* Required work: Pictures stay out of the copy; restate everything else in the material exactly.
── Records for this exercise ──
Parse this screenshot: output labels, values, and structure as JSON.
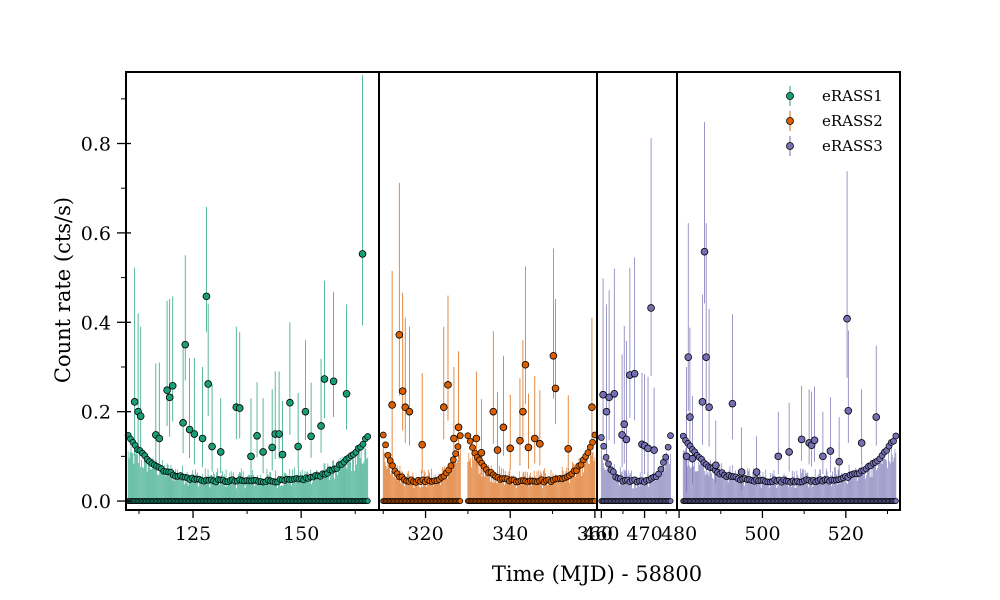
{
  "chart_data": {
    "type": "scatter",
    "title": "",
    "xlabel": "Time (MJD) - 58800",
    "ylabel": "Count rate (cts/s)",
    "ylim": [
      -0.02,
      0.96
    ],
    "yticks": [
      0.0,
      0.2,
      0.4,
      0.6,
      0.8
    ],
    "ytick_labels": [
      "0.0",
      "0.2",
      "0.4",
      "0.6",
      "0.8"
    ],
    "grid": false,
    "legend_position": "top-right",
    "panels": [
      {
        "xlim": [
          109.5,
          168
        ],
        "xticks": [
          125,
          150
        ],
        "xtick_labels": [
          "125",
          "150"
        ]
      },
      {
        "xlim": [
          309,
          360.5
        ],
        "xticks": [
          320,
          340,
          360
        ],
        "xtick_labels": [
          "320",
          "340",
          "360"
        ]
      },
      {
        "xlim": [
          459,
          477.5
        ],
        "xticks": [
          460,
          470
        ],
        "xtick_labels": [
          "460",
          "470"
        ]
      },
      {
        "xlim": [
          479.5,
          533
        ],
        "xticks": [
          480,
          500,
          520
        ],
        "xtick_labels": [
          "480",
          "500",
          "520"
        ]
      }
    ],
    "series": [
      {
        "name": "eRASS1",
        "color": "#1b9e77",
        "segments": [
          {
            "x_start": 110,
            "x_end": 165.4,
            "points": [
              [
                111.5,
                0.222,
                0.3
              ],
              [
                112.3,
                0.2,
                0.22
              ],
              [
                112.9,
                0.19,
                0.2
              ],
              [
                116.4,
                0.148,
                0.16
              ],
              [
                117.2,
                0.14,
                0.17
              ],
              [
                119,
                0.248,
                0.2
              ],
              [
                119.6,
                0.232,
                0.22
              ],
              [
                120.3,
                0.258,
                0.2
              ],
              [
                122.7,
                0.175,
                0.17
              ],
              [
                123.2,
                0.35,
                0.2
              ],
              [
                124.2,
                0.16,
                0.16
              ],
              [
                125.3,
                0.15,
                0.17
              ],
              [
                127.2,
                0.14,
                0.16
              ],
              [
                128.1,
                0.458,
                0.2
              ],
              [
                128.5,
                0.262,
                0.18
              ],
              [
                129.4,
                0.122,
                0.14
              ],
              [
                131.4,
                0.11,
                0.12
              ],
              [
                135,
                0.21,
                0.18
              ],
              [
                135.8,
                0.208,
                0.17
              ],
              [
                138.4,
                0.1,
                0.13
              ],
              [
                139.8,
                0.146,
                0.12
              ],
              [
                141.2,
                0.11,
                0.12
              ],
              [
                143.3,
                0.12,
                0.13
              ],
              [
                144,
                0.15,
                0.14
              ],
              [
                144.9,
                0.15,
                0.14
              ],
              [
                145.7,
                0.104,
                0.12
              ],
              [
                147.4,
                0.22,
                0.18
              ],
              [
                149.3,
                0.122,
                0.12
              ],
              [
                151,
                0.2,
                0.16
              ],
              [
                152.3,
                0.145,
                0.12
              ],
              [
                154.6,
                0.168,
                0.15
              ],
              [
                155.4,
                0.273,
                0.22
              ],
              [
                157.5,
                0.268,
                0.2
              ],
              [
                160.5,
                0.24,
                0.2
              ],
              [
                164.2,
                0.553,
                0.4
              ]
            ]
          }
        ]
      },
      {
        "name": "eRASS2",
        "color": "#d95f02",
        "segments": [
          {
            "x_start": 310,
            "x_end": 328.2,
            "points": [
              [
                312.1,
                0.215,
                0.3
              ],
              [
                313.8,
                0.372,
                0.34
              ],
              [
                314.6,
                0.246,
                0.22
              ],
              [
                315.2,
                0.21,
                0.2
              ],
              [
                316.2,
                0.2,
                0.19
              ],
              [
                319.2,
                0.126,
                0.16
              ],
              [
                324.3,
                0.21,
                0.18
              ],
              [
                325.3,
                0.26,
                0.2
              ],
              [
                326.7,
                0.14,
                0.16
              ],
              [
                327.8,
                0.165,
                0.17
              ]
            ]
          },
          {
            "x_start": 330,
            "x_end": 360,
            "points": [
              [
                332,
                0.14,
                0.15
              ],
              [
                333.2,
                0.108,
                0.12
              ],
              [
                336,
                0.2,
                0.18
              ],
              [
                337,
                0.114,
                0.13
              ],
              [
                338.4,
                0.165,
                0.16
              ],
              [
                340,
                0.118,
                0.12
              ],
              [
                342.3,
                0.135,
                0.14
              ],
              [
                343,
                0.2,
                0.16
              ],
              [
                343.6,
                0.305,
                0.22
              ],
              [
                344.3,
                0.12,
                0.12
              ],
              [
                345.8,
                0.14,
                0.14
              ],
              [
                347,
                0.128,
                0.12
              ],
              [
                350.2,
                0.325,
                0.24
              ],
              [
                350.7,
                0.252,
                0.2
              ],
              [
                353.7,
                0.117,
                0.12
              ],
              [
                359.3,
                0.21,
                0.2
              ]
            ]
          }
        ]
      },
      {
        "name": "eRASS3",
        "color": "#7570b3",
        "segments": [
          {
            "x_start": 460,
            "x_end": 476,
            "points": [
              [
                460.4,
                0.238,
                0.26
              ],
              [
                461.2,
                0.2,
                0.24
              ],
              [
                461.8,
                0.232,
                0.24
              ],
              [
                463,
                0.24,
                0.28
              ],
              [
                464.8,
                0.148,
                0.18
              ],
              [
                465.3,
                0.172,
                0.22
              ],
              [
                465.8,
                0.138,
                0.22
              ],
              [
                466.6,
                0.282,
                0.24
              ],
              [
                467.7,
                0.285,
                0.26
              ],
              [
                469.4,
                0.127,
                0.16
              ],
              [
                470,
                0.124,
                0.16
              ],
              [
                470.8,
                0.118,
                0.16
              ],
              [
                471.5,
                0.432,
                0.38
              ],
              [
                472.2,
                0.114,
                0.14
              ]
            ]
          },
          {
            "x_start": 481,
            "x_end": 532,
            "points": [
              [
                481.8,
                0.1,
                0.2
              ],
              [
                482.2,
                0.322,
                0.3
              ],
              [
                482.6,
                0.188,
                0.2
              ],
              [
                483.2,
                0.095,
                0.14
              ],
              [
                485.6,
                0.222,
                0.24
              ],
              [
                486.1,
                0.558,
                0.29
              ],
              [
                486.5,
                0.322,
                0.3
              ],
              [
                487.2,
                0.21,
                0.22
              ],
              [
                488.8,
                0.08,
                0.1
              ],
              [
                492.8,
                0.218,
                0.2
              ],
              [
                495,
                0.065,
                0.1
              ],
              [
                498.6,
                0.065,
                0.08
              ],
              [
                503.8,
                0.1,
                0.1
              ],
              [
                506.4,
                0.11,
                0.11
              ],
              [
                509.4,
                0.138,
                0.12
              ],
              [
                511.2,
                0.13,
                0.12
              ],
              [
                511.8,
                0.125,
                0.12
              ],
              [
                512.5,
                0.136,
                0.12
              ],
              [
                514.5,
                0.1,
                0.1
              ],
              [
                516.3,
                0.112,
                0.12
              ],
              [
                518.4,
                0.088,
                0.1
              ],
              [
                520.3,
                0.408,
                0.33
              ],
              [
                520.6,
                0.202,
                0.18
              ],
              [
                523.8,
                0.13,
                0.12
              ],
              [
                527.3,
                0.188,
                0.16
              ]
            ]
          }
        ]
      }
    ]
  },
  "legend": {
    "items": [
      {
        "label": "eRASS1",
        "color": "#1b9e77"
      },
      {
        "label": "eRASS2",
        "color": "#d95f02"
      },
      {
        "label": "eRASS3",
        "color": "#7570b3"
      }
    ]
  }
}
───
* Result for this exercise:
Parse this screenshot: output labels, values, and structure as JSON.
{
  "chart_data": {
    "type": "scatter",
    "title": "",
    "xlabel": "Time (MJD) - 58800",
    "ylabel": "Count rate (cts/s)",
    "ylim": [
      -0.02,
      0.96
    ],
    "yticks": [
      0.0,
      0.2,
      0.4,
      0.6,
      0.8
    ],
    "ytick_labels": [
      "0.0",
      "0.2",
      "0.4",
      "0.6",
      "0.8"
    ],
    "grid": false,
    "legend_position": "top-right",
    "panels": [
      {
        "xlim": [
          109.5,
          168
        ],
        "xticks": [
          125,
          150
        ],
        "xtick_labels": [
          "125",
          "150"
        ]
      },
      {
        "xlim": [
          309,
          360.5
        ],
        "xticks": [
          320,
          340,
          360
        ],
        "xtick_labels": [
          "320",
          "340",
          "360"
        ]
      },
      {
        "xlim": [
          459,
          477.5
        ],
        "xticks": [
          460,
          470
        ],
        "xtick_labels": [
          "460",
          "470"
        ]
      },
      {
        "xlim": [
          479.5,
          533
        ],
        "xticks": [
          480,
          500,
          520
        ],
        "xtick_labels": [
          "480",
          "500",
          "520"
        ]
      }
    ],
    "series": [
      {
        "name": "eRASS1",
        "color": "#1b9e77",
        "segments": [
          {
            "x_start": 110,
            "x_end": 165.4,
            "points": [
              [
                111.5,
                0.222,
                0.3
              ],
              [
                112.3,
                0.2,
                0.22
              ],
              [
                112.9,
                0.19,
                0.2
              ],
              [
                116.4,
                0.148,
                0.16
              ],
              [
                117.2,
                0.14,
                0.17
              ],
              [
                119,
                0.248,
                0.2
              ],
              [
                119.6,
                0.232,
                0.22
              ],
              [
                120.3,
                0.258,
                0.2
              ],
              [
                122.7,
                0.175,
                0.17
              ],
              [
                123.2,
                0.35,
                0.2
              ],
              [
                124.2,
                0.16,
                0.16
              ],
              [
                125.3,
                0.15,
                0.17
              ],
              [
                127.2,
                0.14,
                0.16
              ],
              [
                128.1,
                0.458,
                0.2
              ],
              [
                128.5,
                0.262,
                0.18
              ],
              [
                129.4,
                0.122,
                0.14
              ],
              [
                131.4,
                0.11,
                0.12
              ],
              [
                135,
                0.21,
                0.18
              ],
              [
                135.8,
                0.208,
                0.17
              ],
              [
                138.4,
                0.1,
                0.13
              ],
              [
                139.8,
                0.146,
                0.12
              ],
              [
                141.2,
                0.11,
                0.12
              ],
              [
                143.3,
                0.12,
                0.13
              ],
              [
                144,
                0.15,
                0.14
              ],
              [
                144.9,
                0.15,
                0.14
              ],
              [
                145.7,
                0.104,
                0.12
              ],
              [
                147.4,
                0.22,
                0.18
              ],
              [
                149.3,
                0.122,
                0.12
              ],
              [
                151,
                0.2,
                0.16
              ],
              [
                152.3,
                0.145,
                0.12
              ],
              [
                154.6,
                0.168,
                0.15
              ],
              [
                155.4,
                0.273,
                0.22
              ],
              [
                157.5,
                0.268,
                0.2
              ],
              [
                160.5,
                0.24,
                0.2
              ],
              [
                164.2,
                0.553,
                0.4
              ]
            ]
          }
        ]
      },
      {
        "name": "eRASS2",
        "color": "#d95f02",
        "segments": [
          {
            "x_start": 310,
            "x_end": 328.2,
            "points": [
              [
                312.1,
                0.215,
                0.3
              ],
              [
                313.8,
                0.372,
                0.34
              ],
              [
                314.6,
                0.246,
                0.22
              ],
              [
                315.2,
                0.21,
                0.2
              ],
              [
                316.2,
                0.2,
                0.19
              ],
              [
                319.2,
                0.126,
                0.16
              ],
              [
                324.3,
                0.21,
                0.18
              ],
              [
                325.3,
                0.26,
                0.2
              ],
              [
                326.7,
                0.14,
                0.16
              ],
              [
                327.8,
                0.165,
                0.17
              ]
            ]
          },
          {
            "x_start": 330,
            "x_end": 360,
            "points": [
              [
                332,
                0.14,
                0.15
              ],
              [
                333.2,
                0.108,
                0.12
              ],
              [
                336,
                0.2,
                0.18
              ],
              [
                337,
                0.114,
                0.13
              ],
              [
                338.4,
                0.165,
                0.16
              ],
              [
                340,
                0.118,
                0.12
              ],
              [
                342.3,
                0.135,
                0.14
              ],
              [
                343,
                0.2,
                0.16
              ],
              [
                343.6,
                0.305,
                0.22
              ],
              [
                344.3,
                0.12,
                0.12
              ],
              [
                345.8,
                0.14,
                0.14
              ],
              [
                347,
                0.128,
                0.12
              ],
              [
                350.2,
                0.325,
                0.24
              ],
              [
                350.7,
                0.252,
                0.2
              ],
              [
                353.7,
                0.117,
                0.12
              ],
              [
                359.3,
                0.21,
                0.2
              ]
            ]
          }
        ]
      },
      {
        "name": "eRASS3",
        "color": "#7570b3",
        "segments": [
          {
            "x_start": 460,
            "x_end": 476,
            "points": [
              [
                460.4,
                0.238,
                0.26
              ],
              [
                461.2,
                0.2,
                0.24
              ],
              [
                461.8,
                0.232,
                0.24
              ],
              [
                463,
                0.24,
                0.28
              ],
              [
                464.8,
                0.148,
                0.18
              ],
              [
                465.3,
                0.172,
                0.22
              ],
              [
                465.8,
                0.138,
                0.22
              ],
              [
                466.6,
                0.282,
                0.24
              ],
              [
                467.7,
                0.285,
                0.26
              ],
              [
                469.4,
                0.127,
                0.16
              ],
              [
                470,
                0.124,
                0.16
              ],
              [
                470.8,
                0.118,
                0.16
              ],
              [
                471.5,
                0.432,
                0.38
              ],
              [
                472.2,
                0.114,
                0.14
              ]
            ]
          },
          {
            "x_start": 481,
            "x_end": 532,
            "points": [
              [
                481.8,
                0.1,
                0.2
              ],
              [
                482.2,
                0.322,
                0.3
              ],
              [
                482.6,
                0.188,
                0.2
              ],
              [
                483.2,
                0.095,
                0.14
              ],
              [
                485.6,
                0.222,
                0.24
              ],
              [
                486.1,
                0.558,
                0.29
              ],
              [
                486.5,
                0.322,
                0.3
              ],
              [
                487.2,
                0.21,
                0.22
              ],
              [
                488.8,
                0.08,
                0.1
              ],
              [
                492.8,
                0.218,
                0.2
              ],
              [
                495,
                0.065,
                0.1
              ],
              [
                498.6,
                0.065,
                0.08
              ],
              [
                503.8,
                0.1,
                0.1
              ],
              [
                506.4,
                0.11,
                0.11
              ],
              [
                509.4,
                0.138,
                0.12
              ],
              [
                511.2,
                0.13,
                0.12
              ],
              [
                511.8,
                0.125,
                0.12
              ],
              [
                512.5,
                0.136,
                0.12
              ],
              [
                514.5,
                0.1,
                0.1
              ],
              [
                516.3,
                0.112,
                0.12
              ],
              [
                518.4,
                0.088,
                0.1
              ],
              [
                520.3,
                0.408,
                0.33
              ],
              [
                520.6,
                0.202,
                0.18
              ],
              [
                523.8,
                0.13,
                0.12
              ],
              [
                527.3,
                0.188,
                0.16
              ]
            ]
          }
        ]
      }
    ]
  },
  "legend": {
    "items": [
      {
        "label": "eRASS1",
        "color": "#1b9e77"
      },
      {
        "label": "eRASS2",
        "color": "#d95f02"
      },
      {
        "label": "eRASS3",
        "color": "#7570b3"
      }
    ]
  }
}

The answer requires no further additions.